(Your goal) A complete, exact retyping of the data below is required.

Entries taken from a collection:

>>>>

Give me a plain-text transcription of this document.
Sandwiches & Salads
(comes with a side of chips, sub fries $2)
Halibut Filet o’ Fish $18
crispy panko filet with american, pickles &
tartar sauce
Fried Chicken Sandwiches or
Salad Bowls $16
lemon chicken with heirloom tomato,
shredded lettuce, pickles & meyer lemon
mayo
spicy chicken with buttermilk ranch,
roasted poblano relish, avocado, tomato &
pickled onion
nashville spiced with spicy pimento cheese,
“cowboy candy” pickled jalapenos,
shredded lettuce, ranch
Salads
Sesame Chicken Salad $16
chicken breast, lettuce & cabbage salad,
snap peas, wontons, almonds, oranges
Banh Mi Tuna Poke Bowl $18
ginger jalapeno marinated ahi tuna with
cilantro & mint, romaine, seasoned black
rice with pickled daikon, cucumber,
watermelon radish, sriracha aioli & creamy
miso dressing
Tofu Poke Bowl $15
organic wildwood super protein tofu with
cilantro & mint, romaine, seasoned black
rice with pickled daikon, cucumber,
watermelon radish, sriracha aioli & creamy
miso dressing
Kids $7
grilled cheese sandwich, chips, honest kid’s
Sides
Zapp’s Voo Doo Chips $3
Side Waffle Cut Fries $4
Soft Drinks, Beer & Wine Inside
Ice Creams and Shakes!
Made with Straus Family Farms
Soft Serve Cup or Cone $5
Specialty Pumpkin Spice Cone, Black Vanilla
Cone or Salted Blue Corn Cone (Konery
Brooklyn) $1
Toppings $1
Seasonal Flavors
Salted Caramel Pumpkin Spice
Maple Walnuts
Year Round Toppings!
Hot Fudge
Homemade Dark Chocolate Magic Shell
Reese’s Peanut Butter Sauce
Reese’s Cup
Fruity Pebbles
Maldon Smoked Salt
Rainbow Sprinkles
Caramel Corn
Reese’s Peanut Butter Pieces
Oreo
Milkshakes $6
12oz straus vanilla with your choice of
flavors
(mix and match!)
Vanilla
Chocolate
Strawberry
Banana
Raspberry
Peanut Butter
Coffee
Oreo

<<<<

(Worked solution)
Give me a plain-text transcription of this document.
Sandwiches & Salads
(comes with a side of chips, sub fries $2)
Halibut Filet o’ Fish $18
crispy panko filet with american, pickles &
tartar sauce
Fried Chicken Sandwiches or
Salad Bowls $16
lemon chicken with heirloom tomato,
shredded lettuce, pickles & meyer lemon
mayo
spicy chicken with buttermilk ranch,
roasted poblano relish, avocado, tomato &
pickled onion
nashville spiced with spicy pimento cheese,
“cowboy candy” pickled jalapenos,
shredded lettuce, ranch
Salads
Sesame Chicken Salad $16
chicken breast, lettuce & cabbage salad,
snap peas, wontons, almonds, oranges
Banh Mi Tuna Poke Bowl $18
ginger jalapeno marinated ahi tuna with
cilantro & mint, romaine, seasoned black
rice with pickled daikon, cucumber,
watermelon radish, sriracha aioli & creamy
miso dressing
Tofu Poke Bowl $15
organic wildwood super protein tofu with
cilantro & mint, romaine, seasoned black
rice with pickled daikon, cucumber,
watermelon radish, sriracha aioli & creamy
miso dressing
Kids $7
grilled cheese sandwich, chips, honest kid’s
Sides
Zapp’s Voo Doo Chips $3
Side Waffle Cut Fries $4
Soft Drinks, Beer & Wine Inside
Ice Creams and Shakes!
Made with Straus Family Farms
Soft Serve Cup or Cone $5
Specialty Pumpkin Spice Cone, Black Vanilla
Cone or Salted Blue Corn Cone (Konery
Brooklyn) $1
Toppings $1
Seasonal Flavors
Salted Caramel Pumpkin Spice
Maple Walnuts
Year Round Toppings!
Hot Fudge
Homemade Dark Chocolate Magic Shell
Reese’s Peanut Butter Sauce
Reese’s Cup
Fruity Pebbles
Maldon Smoked Salt
Rainbow Sprinkles
Caramel Corn
Reese’s Peanut Butter Pieces
Oreo
Milkshakes $6
12oz straus vanilla with your choice of
flavors
(mix and match!)
Vanilla
Chocolate
Strawberry
Banana
Raspberry
Peanut Butter
Coffee
Oreo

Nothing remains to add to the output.